WRITTEN EXERCISE: Reproduce the records below in their entirety, character for character.

THE INPUT:

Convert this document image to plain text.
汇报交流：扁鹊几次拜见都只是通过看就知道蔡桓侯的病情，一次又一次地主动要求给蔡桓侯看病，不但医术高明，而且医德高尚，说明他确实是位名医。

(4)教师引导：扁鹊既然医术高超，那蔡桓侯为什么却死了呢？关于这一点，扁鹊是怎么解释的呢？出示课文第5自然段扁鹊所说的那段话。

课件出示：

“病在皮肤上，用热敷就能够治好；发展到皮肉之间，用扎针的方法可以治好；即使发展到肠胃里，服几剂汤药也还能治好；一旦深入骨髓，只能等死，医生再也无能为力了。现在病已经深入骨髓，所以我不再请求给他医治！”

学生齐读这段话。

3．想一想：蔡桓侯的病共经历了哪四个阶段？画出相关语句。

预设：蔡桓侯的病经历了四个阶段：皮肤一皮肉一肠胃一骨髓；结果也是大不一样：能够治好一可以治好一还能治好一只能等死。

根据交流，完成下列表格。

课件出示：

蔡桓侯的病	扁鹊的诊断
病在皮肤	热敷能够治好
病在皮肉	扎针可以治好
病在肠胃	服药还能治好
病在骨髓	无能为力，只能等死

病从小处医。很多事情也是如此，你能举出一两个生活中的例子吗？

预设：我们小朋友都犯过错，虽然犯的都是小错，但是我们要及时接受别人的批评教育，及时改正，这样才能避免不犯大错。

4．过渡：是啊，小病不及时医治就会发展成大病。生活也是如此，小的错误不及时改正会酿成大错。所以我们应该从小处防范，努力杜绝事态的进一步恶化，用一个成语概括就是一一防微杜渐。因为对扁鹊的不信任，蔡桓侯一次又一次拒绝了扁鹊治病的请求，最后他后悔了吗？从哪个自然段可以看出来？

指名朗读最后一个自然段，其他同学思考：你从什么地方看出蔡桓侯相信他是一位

COMPLETED TASK:
Convert this document image to plain text.
汇报交流：扁鹊几次拜见都只是通过看就知道蔡桓侯的病情，一次又一次地主动要求给蔡桓侯看病，不但医术高明，而且医德高尚，说明他确实是位名医。

(4)教师引导：扁鹊既然医术高超，那蔡桓侯为什么却死了呢？关于这一点，扁鹊是怎么解释的呢？出示课文第5自然段扁鹊所说的那段话。

课件出示：

“病在皮肤上，用热敷就能够治好；发展到皮肉之间，用扎针的方法可以治好；即使发展到肠胃里，服几剂汤药也还能治好；一旦深入骨髓，只能等死，医生再也无能为力了。现在病已经深入骨髓，所以我不再请求给他医治！”

学生齐读这段话。

3．想一想：蔡桓侯的病共经历了哪四个阶段？画出相关语句。

预设：蔡桓侯的病经历了四个阶段：皮肤一皮肉一肠胃一骨髓；结果也是大不一样：能够治好一可以治好一还能治好一只能等死。

根据交流，完成下列表格。

课件出示：

蔡桓侯的病	扁鹊的诊断
病在皮肤	热敷能够治好
病在皮肉	扎针可以治好
病在肠胃	服药还能治好
病在骨髓	无能为力，只能等死

病从小处医。很多事情也是如此，你能举出一两个生活中的例子吗？

预设：我们小朋友都犯过错，虽然犯的都是小错，但是我们要及时接受别人的批评教育，及时改正，这样才能避免不犯大错。

4．过渡：是啊，小病不及时医治就会发展成大病。生活也是如此，小的错误不及时改正会酿成大错。所以我们应该从小处防范，努力杜绝事态的进一步恶化，用一个成语概括就是一一防微杜渐。因为对扁鹊的不信任，蔡桓侯一次又一次拒绝了扁鹊治病的请求，最后他后悔了吗？从哪个自然段可以看出来？

指名朗读最后一个自然段，其他同学思考：你从什么地方看出蔡桓侯相信他是一位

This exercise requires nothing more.